Extracted data entries:
—————
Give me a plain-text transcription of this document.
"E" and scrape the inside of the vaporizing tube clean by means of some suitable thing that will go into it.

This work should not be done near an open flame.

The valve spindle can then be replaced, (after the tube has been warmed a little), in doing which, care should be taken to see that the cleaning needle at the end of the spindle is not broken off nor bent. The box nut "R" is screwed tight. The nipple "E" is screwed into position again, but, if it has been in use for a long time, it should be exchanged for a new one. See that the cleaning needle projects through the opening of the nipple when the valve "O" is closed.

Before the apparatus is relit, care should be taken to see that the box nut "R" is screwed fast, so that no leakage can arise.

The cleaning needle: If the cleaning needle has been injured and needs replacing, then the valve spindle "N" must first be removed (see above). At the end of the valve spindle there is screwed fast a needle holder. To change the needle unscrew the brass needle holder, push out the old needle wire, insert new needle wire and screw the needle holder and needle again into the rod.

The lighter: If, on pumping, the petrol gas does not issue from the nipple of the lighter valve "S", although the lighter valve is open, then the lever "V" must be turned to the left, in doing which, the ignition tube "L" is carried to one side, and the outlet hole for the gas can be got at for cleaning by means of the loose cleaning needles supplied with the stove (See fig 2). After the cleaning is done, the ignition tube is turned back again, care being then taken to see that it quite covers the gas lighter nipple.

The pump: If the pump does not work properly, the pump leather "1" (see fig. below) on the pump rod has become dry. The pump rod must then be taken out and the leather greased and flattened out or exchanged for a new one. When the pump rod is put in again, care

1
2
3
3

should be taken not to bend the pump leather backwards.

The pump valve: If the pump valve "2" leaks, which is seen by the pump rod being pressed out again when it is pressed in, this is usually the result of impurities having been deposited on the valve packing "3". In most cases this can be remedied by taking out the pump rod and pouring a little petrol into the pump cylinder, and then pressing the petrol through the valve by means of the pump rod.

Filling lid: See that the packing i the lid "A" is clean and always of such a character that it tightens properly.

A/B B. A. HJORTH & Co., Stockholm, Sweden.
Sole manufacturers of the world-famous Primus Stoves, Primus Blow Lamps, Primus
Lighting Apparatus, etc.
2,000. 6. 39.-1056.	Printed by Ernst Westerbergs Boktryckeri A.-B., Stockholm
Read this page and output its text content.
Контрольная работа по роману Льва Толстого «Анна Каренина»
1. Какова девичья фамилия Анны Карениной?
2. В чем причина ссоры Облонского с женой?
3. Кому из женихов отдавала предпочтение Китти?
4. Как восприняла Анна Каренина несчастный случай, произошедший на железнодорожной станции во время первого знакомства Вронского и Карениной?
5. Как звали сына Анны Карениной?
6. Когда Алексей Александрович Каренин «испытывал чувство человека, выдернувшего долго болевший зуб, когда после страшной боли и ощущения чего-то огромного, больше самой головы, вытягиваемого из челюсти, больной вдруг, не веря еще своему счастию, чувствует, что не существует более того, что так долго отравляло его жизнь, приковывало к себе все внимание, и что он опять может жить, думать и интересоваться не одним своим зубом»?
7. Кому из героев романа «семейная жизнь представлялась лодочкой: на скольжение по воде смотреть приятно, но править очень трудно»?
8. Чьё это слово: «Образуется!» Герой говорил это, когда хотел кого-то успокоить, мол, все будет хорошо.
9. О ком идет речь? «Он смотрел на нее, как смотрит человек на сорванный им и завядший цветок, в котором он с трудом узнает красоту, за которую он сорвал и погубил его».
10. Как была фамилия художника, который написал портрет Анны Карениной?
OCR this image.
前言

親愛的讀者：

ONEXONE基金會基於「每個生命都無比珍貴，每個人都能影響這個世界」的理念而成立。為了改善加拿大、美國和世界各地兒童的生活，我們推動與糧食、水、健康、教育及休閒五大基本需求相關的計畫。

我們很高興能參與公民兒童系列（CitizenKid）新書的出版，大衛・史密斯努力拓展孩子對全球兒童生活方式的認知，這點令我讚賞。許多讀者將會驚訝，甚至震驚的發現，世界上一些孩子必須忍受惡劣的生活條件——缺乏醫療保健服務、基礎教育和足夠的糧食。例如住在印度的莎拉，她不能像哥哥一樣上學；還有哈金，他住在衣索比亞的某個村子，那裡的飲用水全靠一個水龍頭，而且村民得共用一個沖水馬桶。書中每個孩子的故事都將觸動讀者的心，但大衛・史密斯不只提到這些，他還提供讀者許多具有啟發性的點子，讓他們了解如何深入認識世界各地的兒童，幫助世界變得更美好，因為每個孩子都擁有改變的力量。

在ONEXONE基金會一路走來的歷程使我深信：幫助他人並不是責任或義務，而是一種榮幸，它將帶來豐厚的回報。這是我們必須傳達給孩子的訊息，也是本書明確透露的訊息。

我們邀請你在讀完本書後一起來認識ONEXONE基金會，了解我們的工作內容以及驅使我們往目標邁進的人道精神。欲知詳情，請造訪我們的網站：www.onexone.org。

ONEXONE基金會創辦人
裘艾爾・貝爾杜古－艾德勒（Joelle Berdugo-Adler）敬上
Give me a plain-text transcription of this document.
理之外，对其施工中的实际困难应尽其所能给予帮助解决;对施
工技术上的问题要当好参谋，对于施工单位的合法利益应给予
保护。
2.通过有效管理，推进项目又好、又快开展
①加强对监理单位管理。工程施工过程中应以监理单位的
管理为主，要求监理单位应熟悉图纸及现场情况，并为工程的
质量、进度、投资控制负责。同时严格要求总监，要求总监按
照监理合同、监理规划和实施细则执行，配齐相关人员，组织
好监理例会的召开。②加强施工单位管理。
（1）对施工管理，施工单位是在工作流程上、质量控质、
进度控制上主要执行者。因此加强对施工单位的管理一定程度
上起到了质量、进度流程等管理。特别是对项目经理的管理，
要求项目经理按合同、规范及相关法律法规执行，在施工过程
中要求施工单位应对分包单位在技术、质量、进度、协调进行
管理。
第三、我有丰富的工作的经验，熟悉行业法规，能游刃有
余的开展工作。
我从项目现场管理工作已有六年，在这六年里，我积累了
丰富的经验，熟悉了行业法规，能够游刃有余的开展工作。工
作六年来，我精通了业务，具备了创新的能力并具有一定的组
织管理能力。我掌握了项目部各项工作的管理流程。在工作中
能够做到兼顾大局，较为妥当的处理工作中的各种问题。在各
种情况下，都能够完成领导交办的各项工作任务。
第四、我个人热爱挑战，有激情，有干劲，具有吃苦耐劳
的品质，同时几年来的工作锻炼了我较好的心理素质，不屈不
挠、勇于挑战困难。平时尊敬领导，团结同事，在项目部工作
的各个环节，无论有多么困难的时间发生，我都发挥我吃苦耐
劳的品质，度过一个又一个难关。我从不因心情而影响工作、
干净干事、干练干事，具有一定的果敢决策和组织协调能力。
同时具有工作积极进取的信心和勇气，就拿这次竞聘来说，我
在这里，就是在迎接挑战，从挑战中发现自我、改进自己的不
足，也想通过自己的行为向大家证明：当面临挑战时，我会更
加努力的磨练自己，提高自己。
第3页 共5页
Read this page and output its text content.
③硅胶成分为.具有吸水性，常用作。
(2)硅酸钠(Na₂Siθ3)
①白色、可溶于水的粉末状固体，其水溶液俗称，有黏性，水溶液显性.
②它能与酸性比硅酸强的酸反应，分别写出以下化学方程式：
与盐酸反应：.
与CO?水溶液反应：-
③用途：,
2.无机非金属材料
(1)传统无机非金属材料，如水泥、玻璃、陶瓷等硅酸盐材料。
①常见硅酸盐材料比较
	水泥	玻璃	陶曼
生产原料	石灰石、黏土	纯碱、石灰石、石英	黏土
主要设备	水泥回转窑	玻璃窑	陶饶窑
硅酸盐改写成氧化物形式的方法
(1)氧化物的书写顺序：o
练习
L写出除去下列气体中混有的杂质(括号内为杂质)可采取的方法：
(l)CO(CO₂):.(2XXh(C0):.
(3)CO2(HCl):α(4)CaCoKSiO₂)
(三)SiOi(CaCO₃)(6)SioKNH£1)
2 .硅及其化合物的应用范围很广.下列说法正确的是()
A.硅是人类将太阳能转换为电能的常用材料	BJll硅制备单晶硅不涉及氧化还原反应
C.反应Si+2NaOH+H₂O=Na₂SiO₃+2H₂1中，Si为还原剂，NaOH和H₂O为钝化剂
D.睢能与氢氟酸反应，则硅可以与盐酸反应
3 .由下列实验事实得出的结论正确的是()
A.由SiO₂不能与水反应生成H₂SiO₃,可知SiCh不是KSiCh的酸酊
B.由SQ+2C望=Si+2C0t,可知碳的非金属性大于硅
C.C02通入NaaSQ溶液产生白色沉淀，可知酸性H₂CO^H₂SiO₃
—————
Reply with nothing but a number: how many lines of the entries above contain the string "nipple"?

* _Task response_:
2